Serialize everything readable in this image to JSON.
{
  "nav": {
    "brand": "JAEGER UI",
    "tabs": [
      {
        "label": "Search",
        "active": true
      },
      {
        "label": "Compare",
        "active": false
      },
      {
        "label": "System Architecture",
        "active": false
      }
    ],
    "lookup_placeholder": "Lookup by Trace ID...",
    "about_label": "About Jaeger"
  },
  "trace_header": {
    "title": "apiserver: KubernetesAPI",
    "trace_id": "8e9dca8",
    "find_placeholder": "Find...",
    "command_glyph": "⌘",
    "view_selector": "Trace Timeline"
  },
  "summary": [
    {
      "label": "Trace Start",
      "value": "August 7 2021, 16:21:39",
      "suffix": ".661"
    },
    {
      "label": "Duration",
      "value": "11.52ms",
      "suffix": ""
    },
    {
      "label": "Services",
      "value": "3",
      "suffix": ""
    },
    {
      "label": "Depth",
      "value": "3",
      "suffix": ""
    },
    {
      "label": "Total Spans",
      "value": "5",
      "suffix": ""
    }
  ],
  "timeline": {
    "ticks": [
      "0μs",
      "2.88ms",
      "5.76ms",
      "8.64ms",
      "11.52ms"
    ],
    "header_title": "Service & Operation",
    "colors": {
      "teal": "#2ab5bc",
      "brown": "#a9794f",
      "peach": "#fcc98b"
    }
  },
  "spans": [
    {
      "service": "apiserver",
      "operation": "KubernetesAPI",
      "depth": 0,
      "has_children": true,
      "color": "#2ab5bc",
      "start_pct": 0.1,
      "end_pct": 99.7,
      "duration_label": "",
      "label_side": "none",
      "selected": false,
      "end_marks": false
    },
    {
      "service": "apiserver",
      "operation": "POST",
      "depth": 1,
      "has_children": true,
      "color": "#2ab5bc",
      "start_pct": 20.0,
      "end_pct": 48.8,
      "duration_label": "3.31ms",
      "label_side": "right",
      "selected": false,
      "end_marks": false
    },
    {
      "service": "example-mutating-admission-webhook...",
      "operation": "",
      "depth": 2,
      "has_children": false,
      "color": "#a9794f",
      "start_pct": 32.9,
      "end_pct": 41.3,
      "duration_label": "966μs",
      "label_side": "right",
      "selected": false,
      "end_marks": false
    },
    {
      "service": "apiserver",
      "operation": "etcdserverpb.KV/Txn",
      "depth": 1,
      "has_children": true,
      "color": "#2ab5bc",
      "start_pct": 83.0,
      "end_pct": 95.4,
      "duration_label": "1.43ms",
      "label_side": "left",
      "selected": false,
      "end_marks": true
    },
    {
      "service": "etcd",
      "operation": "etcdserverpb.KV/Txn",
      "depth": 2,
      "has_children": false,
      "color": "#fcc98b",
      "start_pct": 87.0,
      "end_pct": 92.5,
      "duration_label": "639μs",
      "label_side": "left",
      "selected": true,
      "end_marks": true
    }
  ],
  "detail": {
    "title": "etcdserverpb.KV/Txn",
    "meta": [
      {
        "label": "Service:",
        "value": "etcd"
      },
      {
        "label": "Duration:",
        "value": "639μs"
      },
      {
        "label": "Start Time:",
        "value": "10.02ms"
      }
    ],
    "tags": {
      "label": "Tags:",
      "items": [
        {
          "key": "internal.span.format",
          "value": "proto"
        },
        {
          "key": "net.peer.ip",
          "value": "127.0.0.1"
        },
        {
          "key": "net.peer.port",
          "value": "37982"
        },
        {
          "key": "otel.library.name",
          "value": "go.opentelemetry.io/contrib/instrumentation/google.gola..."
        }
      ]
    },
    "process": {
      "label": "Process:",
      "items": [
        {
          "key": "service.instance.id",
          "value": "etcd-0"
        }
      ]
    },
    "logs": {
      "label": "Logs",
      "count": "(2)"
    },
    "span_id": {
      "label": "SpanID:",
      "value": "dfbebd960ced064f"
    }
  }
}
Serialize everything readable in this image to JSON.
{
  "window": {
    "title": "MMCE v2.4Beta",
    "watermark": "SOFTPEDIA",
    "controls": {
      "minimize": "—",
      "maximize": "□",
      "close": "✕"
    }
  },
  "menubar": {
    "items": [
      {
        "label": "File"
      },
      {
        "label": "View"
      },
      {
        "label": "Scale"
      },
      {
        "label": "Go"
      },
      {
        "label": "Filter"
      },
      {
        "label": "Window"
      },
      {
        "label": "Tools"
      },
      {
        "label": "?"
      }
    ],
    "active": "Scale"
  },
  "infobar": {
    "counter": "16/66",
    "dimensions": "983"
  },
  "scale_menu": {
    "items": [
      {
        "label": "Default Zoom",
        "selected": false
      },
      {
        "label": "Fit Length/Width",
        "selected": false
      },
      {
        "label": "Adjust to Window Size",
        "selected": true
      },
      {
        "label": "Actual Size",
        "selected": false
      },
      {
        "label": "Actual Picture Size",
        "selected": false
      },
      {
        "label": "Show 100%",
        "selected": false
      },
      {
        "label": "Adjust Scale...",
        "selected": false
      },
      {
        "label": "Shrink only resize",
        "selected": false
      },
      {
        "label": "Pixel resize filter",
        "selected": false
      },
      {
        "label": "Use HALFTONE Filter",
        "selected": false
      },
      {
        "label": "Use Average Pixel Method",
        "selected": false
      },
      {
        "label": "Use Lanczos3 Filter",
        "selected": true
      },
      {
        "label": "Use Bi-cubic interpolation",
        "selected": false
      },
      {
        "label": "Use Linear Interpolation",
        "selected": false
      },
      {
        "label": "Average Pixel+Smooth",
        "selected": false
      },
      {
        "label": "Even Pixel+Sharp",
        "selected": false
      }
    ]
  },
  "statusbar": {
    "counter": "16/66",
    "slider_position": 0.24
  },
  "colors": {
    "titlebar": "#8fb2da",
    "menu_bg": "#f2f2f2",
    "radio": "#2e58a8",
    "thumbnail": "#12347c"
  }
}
▬▬▬
Challenge:
Emit the full listing verbatim.

Exercise solution:
Serialize everything readable in this image to JSON.
{
  "nav": {
    "brand": "JAEGER UI",
    "tabs": [
      {
        "label": "Search",
        "active": true
      },
      {
        "label": "Compare",
        "active": false
      },
      {
        "label": "System Architecture",
        "active": false
      }
    ],
    "lookup_placeholder": "Lookup by Trace ID...",
    "about_label": "About Jaeger"
  },
  "trace_header": {
    "title": "apiserver: KubernetesAPI",
    "trace_id": "8e9dca8",
    "find_placeholder": "Find...",
    "command_glyph": "⌘",
    "view_selector": "Trace Timeline"
  },
  "summary": [
    {
      "label": "Trace Start",
      "value": "August 7 2021, 16:21:39",
      "suffix": ".661"
    },
    {
      "label": "Duration",
      "value": "11.52ms",
      "suffix": ""
    },
    {
      "label": "Services",
      "value": "3",
      "suffix": ""
    },
    {
      "label": "Depth",
      "value": "3",
      "suffix": ""
    },
    {
      "label": "Total Spans",
      "value": "5",
      "suffix": ""
    }
  ],
  "timeline": {
    "ticks": [
      "0μs",
      "2.88ms",
      "5.76ms",
      "8.64ms",
      "11.52ms"
    ],
    "header_title": "Service & Operation",
    "colors": {
      "teal": "#2ab5bc",
      "brown": "#a9794f",
      "peach": "#fcc98b"
    }
  },
  "spans": [
    {
      "service": "apiserver",
      "operation": "KubernetesAPI",
      "depth": 0,
      "has_children": true,
      "color": "#2ab5bc",
      "start_pct": 0.1,
      "end_pct": 99.7,
      "duration_label": "",
      "label_side": "none",
      "selected": false,
      "end_marks": false
    },
    {
      "service": "apiserver",
      "operation": "POST",
      "depth": 1,
      "has_children": true,
      "color": "#2ab5bc",
      "start_pct": 20.0,
      "end_pct": 48.8,
      "duration_label": "3.31ms",
      "label_side": "right",
      "selected": false,
      "end_marks": false
    },
    {
      "service": "example-mutating-admission-webhook...",
      "operation": "",
      "depth": 2,
      "has_children": false,
      "color": "#a9794f",
      "start_pct": 32.9,
      "end_pct": 41.3,
      "duration_label": "966μs",
      "label_side": "right",
      "selected": false,
      "end_marks": false
    },
    {
      "service": "apiserver",
      "operation": "etcdserverpb.KV/Txn",
      "depth": 1,
      "has_children": true,
      "color": "#2ab5bc",
      "start_pct": 83.0,
      "end_pct": 95.4,
      "duration_label": "1.43ms",
      "label_side": "left",
      "selected": false,
      "end_marks": true
    },
    {
      "service": "etcd",
      "operation": "etcdserverpb.KV/Txn",
      "depth": 2,
      "has_children": false,
      "color": "#fcc98b",
      "start_pct": 87.0,
      "end_pct": 92.5,
      "duration_label": "639μs",
      "label_side": "left",
      "selected": true,
      "end_marks": true
    }
  ],
  "detail": {
    "title": "etcdserverpb.KV/Txn",
    "meta": [
      {
        "label": "Service:",
        "value": "etcd"
      },
      {
        "label": "Duration:",
        "value": "639μs"
      },
      {
        "label": "Start Time:",
        "value": "10.02ms"
      }
    ],
    "tags": {
      "label": "Tags:",
      "items": [
        {
          "key": "internal.span.format",
          "value": "proto"
        },
        {
          "key": "net.peer.ip",
          "value": "127.0.0.1"
        },
        {
          "key": "net.peer.port",
          "value": "37982"
        },
        {
          "key": "otel.library.name",
          "value": "go.opentelemetry.io/contrib/instrumentation/google.gola..."
        }
      ]
    },
    "process": {
      "label": "Process:",
      "items": [
        {
          "key": "service.instance.id",
          "value": "etcd-0"
        }
      ]
    },
    "logs": {
      "label": "Logs",
      "count": "(2)"
    },
    "span_id": {
      "label": "SpanID:",
      "value": "dfbebd960ced064f"
    }
  }
}
Serialize everything readable in this image to JSON.
{
  "window": {
    "title": "MMCE v2.4Beta",
    "watermark": "SOFTPEDIA",
    "controls": {
      "minimize": "—",
      "maximize": "□",
      "close": "✕"
    }
  },
  "menubar": {
    "items": [
      {
        "label": "File"
      },
      {
        "label": "View"
      },
      {
        "label": "Scale"
      },
      {
        "label": "Go"
      },
      {
        "label": "Filter"
      },
      {
        "label": "Window"
      },
      {
        "label": "Tools"
      },
      {
        "label": "?"
      }
    ],
    "active": "Scale"
  },
  "infobar": {
    "counter": "16/66",
    "dimensions": "983"
  },
  "scale_menu": {
    "items": [
      {
        "label": "Default Zoom",
        "selected": false
      },
      {
        "label": "Fit Length/Width",
        "selected": false
      },
      {
        "label": "Adjust to Window Size",
        "selected": true
      },
      {
        "label": "Actual Size",
        "selected": false
      },
      {
        "label": "Actual Picture Size",
        "selected": false
      },
      {
        "label": "Show 100%",
        "selected": false
      },
      {
        "label": "Adjust Scale...",
        "selected": false
      },
      {
        "label": "Shrink only resize",
        "selected": false
      },
      {
        "label": "Pixel resize filter",
        "selected": false
      },
      {
        "label": "Use HALFTONE Filter",
        "selected": false
      },
      {
        "label": "Use Average Pixel Method",
        "selected": false
      },
      {
        "label": "Use Lanczos3 Filter",
        "selected": true
      },
      {
        "label": "Use Bi-cubic interpolation",
        "selected": false
      },
      {
        "label": "Use Linear Interpolation",
        "selected": false
      },
      {
        "label": "Average Pixel+Smooth",
        "selected": false
      },
      {
        "label": "Even Pixel+Sharp",
        "selected": false
      }
    ]
  },
  "statusbar": {
    "counter": "16/66",
    "slider_position": 0.24
  },
  "colors": {
    "titlebar": "#8fb2da",
    "menu_bg": "#f2f2f2",
    "radio": "#2e58a8",
    "thumbnail": "#12347c"
  }
}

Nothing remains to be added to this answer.